◆ Task to carry out ◆
Copy out all of the data below with no alterations.

◆ Records for the task ◆
Start
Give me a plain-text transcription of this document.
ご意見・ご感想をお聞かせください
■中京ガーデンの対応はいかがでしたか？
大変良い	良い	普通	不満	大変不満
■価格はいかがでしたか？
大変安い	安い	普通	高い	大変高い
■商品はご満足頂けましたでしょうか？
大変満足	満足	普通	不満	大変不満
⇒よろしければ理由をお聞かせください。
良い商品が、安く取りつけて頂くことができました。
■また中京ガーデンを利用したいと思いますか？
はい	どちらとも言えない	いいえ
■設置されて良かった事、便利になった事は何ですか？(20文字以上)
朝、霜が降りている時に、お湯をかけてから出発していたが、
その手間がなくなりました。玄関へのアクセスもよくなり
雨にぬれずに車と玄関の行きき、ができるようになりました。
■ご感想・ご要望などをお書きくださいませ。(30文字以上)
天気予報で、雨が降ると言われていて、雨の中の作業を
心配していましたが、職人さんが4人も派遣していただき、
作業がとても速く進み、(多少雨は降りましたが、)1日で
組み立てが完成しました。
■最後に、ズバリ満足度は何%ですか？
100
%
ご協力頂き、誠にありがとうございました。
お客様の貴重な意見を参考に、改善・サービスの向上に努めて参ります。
End
◆ Answer ◆
Give me a plain-text transcription of this document.
ご意見・ご感想をお聞かせください
■中京ガーデンの対応はいかがでしたか？
大変良い	良い	普通	不満	大変不満
■価格はいかがでしたか？
大変安い	安い	普通	高い	大変高い
■商品はご満足頂けましたでしょうか？
大変満足	満足	普通	不満	大変不満
⇒よろしければ理由をお聞かせください。
良い商品が、安く取りつけて頂くことができました。
■また中京ガーデンを利用したいと思いますか？
はい	どちらとも言えない	いいえ
■設置されて良かった事、便利になった事は何ですか？(20文字以上)
朝、霜が降りている時に、お湯をかけてから出発していたが、
その手間がなくなりました。玄関へのアクセスもよくなり
雨にぬれずに車と玄関の行きき、ができるようになりました。
■ご感想・ご要望などをお書きくださいませ。(30文字以上)
天気予報で、雨が降ると言われていて、雨の中の作業を
心配していましたが、職人さんが4人も派遣していただき、
作業がとても速く進み、(多少雨は降りましたが、)1日で
組み立てが完成しました。
■最後に、ズバリ満足度は何%ですか？
100
%
ご協力頂き、誠にありがとうございました。
お客様の貴重な意見を参考に、改善・サービスの向上に努めて参ります。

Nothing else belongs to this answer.